Records:
++++

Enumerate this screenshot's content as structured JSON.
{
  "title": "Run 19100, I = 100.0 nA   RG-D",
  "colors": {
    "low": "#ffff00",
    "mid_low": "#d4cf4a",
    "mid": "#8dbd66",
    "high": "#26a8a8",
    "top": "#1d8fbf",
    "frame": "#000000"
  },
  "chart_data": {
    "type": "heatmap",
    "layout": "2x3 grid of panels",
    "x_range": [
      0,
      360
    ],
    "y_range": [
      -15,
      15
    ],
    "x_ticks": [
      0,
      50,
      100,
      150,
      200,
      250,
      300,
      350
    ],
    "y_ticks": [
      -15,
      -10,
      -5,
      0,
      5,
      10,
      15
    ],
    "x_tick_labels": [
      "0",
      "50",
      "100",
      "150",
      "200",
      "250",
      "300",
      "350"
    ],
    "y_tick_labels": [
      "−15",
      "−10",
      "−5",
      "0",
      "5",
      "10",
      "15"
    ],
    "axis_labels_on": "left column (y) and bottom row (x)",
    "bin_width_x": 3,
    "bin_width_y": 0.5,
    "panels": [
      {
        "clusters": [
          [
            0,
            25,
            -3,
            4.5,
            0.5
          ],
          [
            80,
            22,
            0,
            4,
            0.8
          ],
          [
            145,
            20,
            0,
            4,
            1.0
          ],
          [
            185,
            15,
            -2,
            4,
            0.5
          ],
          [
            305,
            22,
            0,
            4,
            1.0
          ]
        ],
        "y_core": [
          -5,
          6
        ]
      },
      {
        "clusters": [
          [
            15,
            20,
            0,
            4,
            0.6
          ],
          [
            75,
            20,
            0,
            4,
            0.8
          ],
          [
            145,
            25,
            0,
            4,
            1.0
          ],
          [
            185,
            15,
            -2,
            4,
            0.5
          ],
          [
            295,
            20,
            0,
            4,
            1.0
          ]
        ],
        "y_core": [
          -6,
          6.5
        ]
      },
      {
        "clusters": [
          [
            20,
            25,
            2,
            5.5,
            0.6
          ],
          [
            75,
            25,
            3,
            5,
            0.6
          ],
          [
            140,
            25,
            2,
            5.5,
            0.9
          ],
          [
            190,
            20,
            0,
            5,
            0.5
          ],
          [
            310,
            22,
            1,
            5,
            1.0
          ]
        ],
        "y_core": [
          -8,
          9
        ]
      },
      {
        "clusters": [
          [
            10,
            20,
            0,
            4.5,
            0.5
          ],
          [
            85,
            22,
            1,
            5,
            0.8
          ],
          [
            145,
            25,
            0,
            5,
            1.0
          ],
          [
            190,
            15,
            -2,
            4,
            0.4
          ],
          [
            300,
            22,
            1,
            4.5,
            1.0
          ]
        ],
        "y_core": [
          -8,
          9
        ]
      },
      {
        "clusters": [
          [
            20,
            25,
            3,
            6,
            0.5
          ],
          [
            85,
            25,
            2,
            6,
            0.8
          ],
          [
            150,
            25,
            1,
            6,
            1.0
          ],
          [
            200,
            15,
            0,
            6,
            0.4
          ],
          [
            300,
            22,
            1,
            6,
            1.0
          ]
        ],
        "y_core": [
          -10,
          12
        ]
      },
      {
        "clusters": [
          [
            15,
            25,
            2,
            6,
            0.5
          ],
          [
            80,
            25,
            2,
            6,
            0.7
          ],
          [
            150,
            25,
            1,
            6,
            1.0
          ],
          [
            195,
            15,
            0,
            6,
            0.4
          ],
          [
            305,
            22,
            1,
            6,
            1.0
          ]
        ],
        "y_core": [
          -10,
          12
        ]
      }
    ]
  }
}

++++

**What the exercise asks**
Restate every line of the data word for word.

**Problem solution**
Enumerate this screenshot's content as structured JSON.
{
  "title": "Run 19100, I = 100.0 nA   RG-D",
  "colors": {
    "low": "#ffff00",
    "mid_low": "#d4cf4a",
    "mid": "#8dbd66",
    "high": "#26a8a8",
    "top": "#1d8fbf",
    "frame": "#000000"
  },
  "chart_data": {
    "type": "heatmap",
    "layout": "2x3 grid of panels",
    "x_range": [
      0,
      360
    ],
    "y_range": [
      -15,
      15
    ],
    "x_ticks": [
      0,
      50,
      100,
      150,
      200,
      250,
      300,
      350
    ],
    "y_ticks": [
      -15,
      -10,
      -5,
      0,
      5,
      10,
      15
    ],
    "x_tick_labels": [
      "0",
      "50",
      "100",
      "150",
      "200",
      "250",
      "300",
      "350"
    ],
    "y_tick_labels": [
      "−15",
      "−10",
      "−5",
      "0",
      "5",
      "10",
      "15"
    ],
    "axis_labels_on": "left column (y) and bottom row (x)",
    "bin_width_x": 3,
    "bin_width_y": 0.5,
    "panels": [
      {
        "clusters": [
          [
            0,
            25,
            -3,
            4.5,
            0.5
          ],
          [
            80,
            22,
            0,
            4,
            0.8
          ],
          [
            145,
            20,
            0,
            4,
            1.0
          ],
          [
            185,
            15,
            -2,
            4,
            0.5
          ],
          [
            305,
            22,
            0,
            4,
            1.0
          ]
        ],
        "y_core": [
          -5,
          6
        ]
      },
      {
        "clusters": [
          [
            15,
            20,
            0,
            4,
            0.6
          ],
          [
            75,
            20,
            0,
            4,
            0.8
          ],
          [
            145,
            25,
            0,
            4,
            1.0
          ],
          [
            185,
            15,
            -2,
            4,
            0.5
          ],
          [
            295,
            20,
            0,
            4,
            1.0
          ]
        ],
        "y_core": [
          -6,
          6.5
        ]
      },
      {
        "clusters": [
          [
            20,
            25,
            2,
            5.5,
            0.6
          ],
          [
            75,
            25,
            3,
            5,
            0.6
          ],
          [
            140,
            25,
            2,
            5.5,
            0.9
          ],
          [
            190,
            20,
            0,
            5,
            0.5
          ],
          [
            310,
            22,
            1,
            5,
            1.0
          ]
        ],
        "y_core": [
          -8,
          9
        ]
      },
      {
        "clusters": [
          [
            10,
            20,
            0,
            4.5,
            0.5
          ],
          [
            85,
            22,
            1,
            5,
            0.8
          ],
          [
            145,
            25,
            0,
            5,
            1.0
          ],
          [
            190,
            15,
            -2,
            4,
            0.4
          ],
          [
            300,
            22,
            1,
            4.5,
            1.0
          ]
        ],
        "y_core": [
          -8,
          9
        ]
      },
      {
        "clusters": [
          [
            20,
            25,
            3,
            6,
            0.5
          ],
          [
            85,
            25,
            2,
            6,
            0.8
          ],
          [
            150,
            25,
            1,
            6,
            1.0
          ],
          [
            200,
            15,
            0,
            6,
            0.4
          ],
          [
            300,
            22,
            1,
            6,
            1.0
          ]
        ],
        "y_core": [
          -10,
          12
        ]
      },
      {
        "clusters": [
          [
            15,
            25,
            2,
            6,
            0.5
          ],
          [
            80,
            25,
            2,
            6,
            0.7
          ],
          [
            150,
            25,
            1,
            6,
            1.0
          ],
          [
            195,
            15,
            0,
            6,
            0.4
          ],
          [
            305,
            22,
            1,
            6,
            1.0
          ]
        ],
        "y_core": [
          -10,
          12
        ]
      }
    ]
  }
}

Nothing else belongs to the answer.